DATASET RECORDS:
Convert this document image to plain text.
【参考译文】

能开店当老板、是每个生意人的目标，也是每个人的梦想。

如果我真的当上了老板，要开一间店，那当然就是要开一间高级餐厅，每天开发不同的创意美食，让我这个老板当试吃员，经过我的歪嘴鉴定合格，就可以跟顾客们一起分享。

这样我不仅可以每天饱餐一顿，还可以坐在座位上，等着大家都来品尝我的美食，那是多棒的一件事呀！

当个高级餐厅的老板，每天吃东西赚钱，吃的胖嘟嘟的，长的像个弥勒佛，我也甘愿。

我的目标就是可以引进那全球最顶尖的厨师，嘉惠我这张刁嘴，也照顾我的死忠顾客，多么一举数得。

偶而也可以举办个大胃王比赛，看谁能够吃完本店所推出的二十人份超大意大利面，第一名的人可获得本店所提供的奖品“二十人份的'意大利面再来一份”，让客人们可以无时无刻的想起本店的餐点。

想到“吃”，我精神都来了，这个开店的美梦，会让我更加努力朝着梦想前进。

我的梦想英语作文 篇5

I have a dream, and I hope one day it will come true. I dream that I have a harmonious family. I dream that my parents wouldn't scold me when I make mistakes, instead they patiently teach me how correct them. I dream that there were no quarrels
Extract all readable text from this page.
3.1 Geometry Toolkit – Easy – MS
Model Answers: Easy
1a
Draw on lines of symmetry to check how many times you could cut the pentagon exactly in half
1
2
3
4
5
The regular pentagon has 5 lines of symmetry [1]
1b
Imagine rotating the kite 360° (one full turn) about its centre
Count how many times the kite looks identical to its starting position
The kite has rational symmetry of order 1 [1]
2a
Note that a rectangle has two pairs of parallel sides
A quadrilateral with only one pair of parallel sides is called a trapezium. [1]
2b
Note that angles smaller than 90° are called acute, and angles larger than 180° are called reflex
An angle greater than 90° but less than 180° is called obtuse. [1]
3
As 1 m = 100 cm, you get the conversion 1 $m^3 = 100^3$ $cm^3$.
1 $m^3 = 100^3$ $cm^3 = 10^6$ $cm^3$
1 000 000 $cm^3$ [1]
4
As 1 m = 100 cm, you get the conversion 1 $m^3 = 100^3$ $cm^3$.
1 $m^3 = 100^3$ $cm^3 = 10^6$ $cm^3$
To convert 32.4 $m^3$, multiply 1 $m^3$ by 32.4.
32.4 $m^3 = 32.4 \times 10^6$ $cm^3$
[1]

YOUR INSTRUCTIONS: Write the whole listing out again. Keep every line exactly as it is.

RESPONSE BELOW:
Convert this document image to plain text.
【参考译文】

能开店当老板、是每个生意人的目标，也是每个人的梦想。

如果我真的当上了老板，要开一间店，那当然就是要开一间高级餐厅，每天开发不同的创意美食，让我这个老板当试吃员，经过我的歪嘴鉴定合格，就可以跟顾客们一起分享。

这样我不仅可以每天饱餐一顿，还可以坐在座位上，等着大家都来品尝我的美食，那是多棒的一件事呀！

当个高级餐厅的老板，每天吃东西赚钱，吃的胖嘟嘟的，长的像个弥勒佛，我也甘愿。

我的目标就是可以引进那全球最顶尖的厨师，嘉惠我这张刁嘴，也照顾我的死忠顾客，多么一举数得。

偶而也可以举办个大胃王比赛，看谁能够吃完本店所推出的二十人份超大意大利面，第一名的人可获得本店所提供的奖品“二十人份的'意大利面再来一份”，让客人们可以无时无刻的想起本店的餐点。

想到“吃”，我精神都来了，这个开店的美梦，会让我更加努力朝着梦想前进。

我的梦想英语作文 篇5

I have a dream, and I hope one day it will come true. I dream that I have a harmonious family. I dream that my parents wouldn't scold me when I make mistakes, instead they patiently teach me how correct them. I dream that there were no quarrels
Extract all readable text from this page.
3.1 Geometry Toolkit – Easy – MS
Model Answers: Easy
1a
Draw on lines of symmetry to check how many times you could cut the pentagon exactly in half
1
2
3
4
5
The regular pentagon has 5 lines of symmetry [1]
1b
Imagine rotating the kite 360° (one full turn) about its centre
Count how many times the kite looks identical to its starting position
The kite has rational symmetry of order 1 [1]
2a
Note that a rectangle has two pairs of parallel sides
A quadrilateral with only one pair of parallel sides is called a trapezium. [1]
2b
Note that angles smaller than 90° are called acute, and angles larger than 180° are called reflex
An angle greater than 90° but less than 180° is called obtuse. [1]
3
As 1 m = 100 cm, you get the conversion 1 $m^3 = 100^3$ $cm^3$.
1 $m^3 = 100^3$ $cm^3 = 10^6$ $cm^3$
1 000 000 $cm^3$ [1]
4
As 1 m = 100 cm, you get the conversion 1 $m^3 = 100^3$ $cm^3$.
1 $m^3 = 100^3$ $cm^3 = 10^6$ $cm^3$
To convert 32.4 $m^3$, multiply 1 $m^3$ by 32.4.
32.4 $m^3 = 32.4 \times 10^6$ $cm^3$
[1]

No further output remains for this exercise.